>> START DATA SUPPLIED

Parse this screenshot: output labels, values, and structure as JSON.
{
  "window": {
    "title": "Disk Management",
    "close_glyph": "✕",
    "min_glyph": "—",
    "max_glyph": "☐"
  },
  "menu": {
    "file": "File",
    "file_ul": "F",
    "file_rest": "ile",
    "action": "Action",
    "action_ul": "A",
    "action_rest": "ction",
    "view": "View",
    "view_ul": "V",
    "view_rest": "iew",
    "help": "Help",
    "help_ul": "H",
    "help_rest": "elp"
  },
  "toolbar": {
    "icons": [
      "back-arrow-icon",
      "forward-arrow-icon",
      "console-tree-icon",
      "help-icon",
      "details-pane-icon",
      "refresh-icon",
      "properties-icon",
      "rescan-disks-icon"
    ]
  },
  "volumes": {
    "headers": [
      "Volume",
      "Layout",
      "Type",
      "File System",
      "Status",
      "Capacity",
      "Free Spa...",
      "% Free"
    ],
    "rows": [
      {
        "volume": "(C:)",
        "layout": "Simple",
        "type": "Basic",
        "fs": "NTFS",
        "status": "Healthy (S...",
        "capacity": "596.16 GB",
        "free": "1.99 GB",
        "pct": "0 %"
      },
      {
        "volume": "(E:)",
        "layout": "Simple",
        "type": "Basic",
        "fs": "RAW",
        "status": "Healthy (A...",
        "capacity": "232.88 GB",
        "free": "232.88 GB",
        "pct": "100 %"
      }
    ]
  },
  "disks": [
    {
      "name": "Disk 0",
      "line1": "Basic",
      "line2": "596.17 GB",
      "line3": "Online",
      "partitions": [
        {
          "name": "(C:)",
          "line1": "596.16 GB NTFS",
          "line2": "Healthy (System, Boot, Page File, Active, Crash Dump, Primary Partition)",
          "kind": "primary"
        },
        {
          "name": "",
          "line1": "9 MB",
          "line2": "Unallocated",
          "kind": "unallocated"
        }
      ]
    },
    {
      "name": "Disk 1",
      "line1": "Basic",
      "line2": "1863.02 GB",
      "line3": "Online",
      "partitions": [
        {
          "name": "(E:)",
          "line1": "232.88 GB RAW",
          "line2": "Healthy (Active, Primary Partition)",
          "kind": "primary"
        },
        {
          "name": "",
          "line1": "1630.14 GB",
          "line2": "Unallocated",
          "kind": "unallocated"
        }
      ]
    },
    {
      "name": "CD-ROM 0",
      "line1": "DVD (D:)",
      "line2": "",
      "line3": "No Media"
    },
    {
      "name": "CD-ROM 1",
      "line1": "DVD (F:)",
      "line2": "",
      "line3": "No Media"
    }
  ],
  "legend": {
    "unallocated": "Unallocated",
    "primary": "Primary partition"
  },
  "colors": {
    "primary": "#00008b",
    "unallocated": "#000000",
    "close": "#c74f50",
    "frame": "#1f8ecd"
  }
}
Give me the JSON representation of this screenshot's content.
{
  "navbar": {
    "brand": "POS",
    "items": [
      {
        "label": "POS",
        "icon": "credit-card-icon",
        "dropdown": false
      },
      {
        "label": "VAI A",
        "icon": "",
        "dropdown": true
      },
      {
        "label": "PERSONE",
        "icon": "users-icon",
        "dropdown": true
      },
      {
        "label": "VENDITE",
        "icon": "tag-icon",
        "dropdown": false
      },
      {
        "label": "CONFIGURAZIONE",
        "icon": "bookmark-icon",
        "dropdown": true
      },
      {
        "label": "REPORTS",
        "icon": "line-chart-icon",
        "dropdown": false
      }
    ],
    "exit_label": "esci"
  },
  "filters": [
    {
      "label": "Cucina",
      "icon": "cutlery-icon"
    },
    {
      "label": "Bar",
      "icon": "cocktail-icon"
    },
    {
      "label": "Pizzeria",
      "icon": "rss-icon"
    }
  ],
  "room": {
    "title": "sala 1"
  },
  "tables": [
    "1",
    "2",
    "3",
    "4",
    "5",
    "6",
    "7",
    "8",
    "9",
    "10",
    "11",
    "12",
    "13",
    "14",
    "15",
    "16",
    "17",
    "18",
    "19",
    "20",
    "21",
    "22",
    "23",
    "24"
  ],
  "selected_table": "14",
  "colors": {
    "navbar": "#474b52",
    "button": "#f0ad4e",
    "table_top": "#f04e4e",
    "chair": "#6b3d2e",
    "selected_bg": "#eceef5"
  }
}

>> END DATA SUPPLIED

WHAT TO WORK ON
Give back the whole listing, word for word.

RESULT
Parse this screenshot: output labels, values, and structure as JSON.
{
  "window": {
    "title": "Disk Management",
    "close_glyph": "✕",
    "min_glyph": "—",
    "max_glyph": "☐"
  },
  "menu": {
    "file": "File",
    "file_ul": "F",
    "file_rest": "ile",
    "action": "Action",
    "action_ul": "A",
    "action_rest": "ction",
    "view": "View",
    "view_ul": "V",
    "view_rest": "iew",
    "help": "Help",
    "help_ul": "H",
    "help_rest": "elp"
  },
  "toolbar": {
    "icons": [
      "back-arrow-icon",
      "forward-arrow-icon",
      "console-tree-icon",
      "help-icon",
      "details-pane-icon",
      "refresh-icon",
      "properties-icon",
      "rescan-disks-icon"
    ]
  },
  "volumes": {
    "headers": [
      "Volume",
      "Layout",
      "Type",
      "File System",
      "Status",
      "Capacity",
      "Free Spa...",
      "% Free"
    ],
    "rows": [
      {
        "volume": "(C:)",
        "layout": "Simple",
        "type": "Basic",
        "fs": "NTFS",
        "status": "Healthy (S...",
        "capacity": "596.16 GB",
        "free": "1.99 GB",
        "pct": "0 %"
      },
      {
        "volume": "(E:)",
        "layout": "Simple",
        "type": "Basic",
        "fs": "RAW",
        "status": "Healthy (A...",
        "capacity": "232.88 GB",
        "free": "232.88 GB",
        "pct": "100 %"
      }
    ]
  },
  "disks": [
    {
      "name": "Disk 0",
      "line1": "Basic",
      "line2": "596.17 GB",
      "line3": "Online",
      "partitions": [
        {
          "name": "(C:)",
          "line1": "596.16 GB NTFS",
          "line2": "Healthy (System, Boot, Page File, Active, Crash Dump, Primary Partition)",
          "kind": "primary"
        },
        {
          "name": "",
          "line1": "9 MB",
          "line2": "Unallocated",
          "kind": "unallocated"
        }
      ]
    },
    {
      "name": "Disk 1",
      "line1": "Basic",
      "line2": "1863.02 GB",
      "line3": "Online",
      "partitions": [
        {
          "name": "(E:)",
          "line1": "232.88 GB RAW",
          "line2": "Healthy (Active, Primary Partition)",
          "kind": "primary"
        },
        {
          "name": "",
          "line1": "1630.14 GB",
          "line2": "Unallocated",
          "kind": "unallocated"
        }
      ]
    },
    {
      "name": "CD-ROM 0",
      "line1": "DVD (D:)",
      "line2": "",
      "line3": "No Media"
    },
    {
      "name": "CD-ROM 1",
      "line1": "DVD (F:)",
      "line2": "",
      "line3": "No Media"
    }
  ],
  "legend": {
    "unallocated": "Unallocated",
    "primary": "Primary partition"
  },
  "colors": {
    "primary": "#00008b",
    "unallocated": "#000000",
    "close": "#c74f50",
    "frame": "#1f8ecd"
  }
}
Give me the JSON representation of this screenshot's content.
{
  "navbar": {
    "brand": "POS",
    "items": [
      {
        "label": "POS",
        "icon": "credit-card-icon",
        "dropdown": false
      },
      {
        "label": "VAI A",
        "icon": "",
        "dropdown": true
      },
      {
        "label": "PERSONE",
        "icon": "users-icon",
        "dropdown": true
      },
      {
        "label": "VENDITE",
        "icon": "tag-icon",
        "dropdown": false
      },
      {
        "label": "CONFIGURAZIONE",
        "icon": "bookmark-icon",
        "dropdown": true
      },
      {
        "label": "REPORTS",
        "icon": "line-chart-icon",
        "dropdown": false
      }
    ],
    "exit_label": "esci"
  },
  "filters": [
    {
      "label": "Cucina",
      "icon": "cutlery-icon"
    },
    {
      "label": "Bar",
      "icon": "cocktail-icon"
    },
    {
      "label": "Pizzeria",
      "icon": "rss-icon"
    }
  ],
  "room": {
    "title": "sala 1"
  },
  "tables": [
    "1",
    "2",
    "3",
    "4",
    "5",
    "6",
    "7",
    "8",
    "9",
    "10",
    "11",
    "12",
    "13",
    "14",
    "15",
    "16",
    "17",
    "18",
    "19",
    "20",
    "21",
    "22",
    "23",
    "24"
  ],
  "selected_table": "14",
  "colors": {
    "navbar": "#474b52",
    "button": "#f0ad4e",
    "table_top": "#f04e4e",
    "chair": "#6b3d2e",
    "selected_bg": "#eceef5"
  }
}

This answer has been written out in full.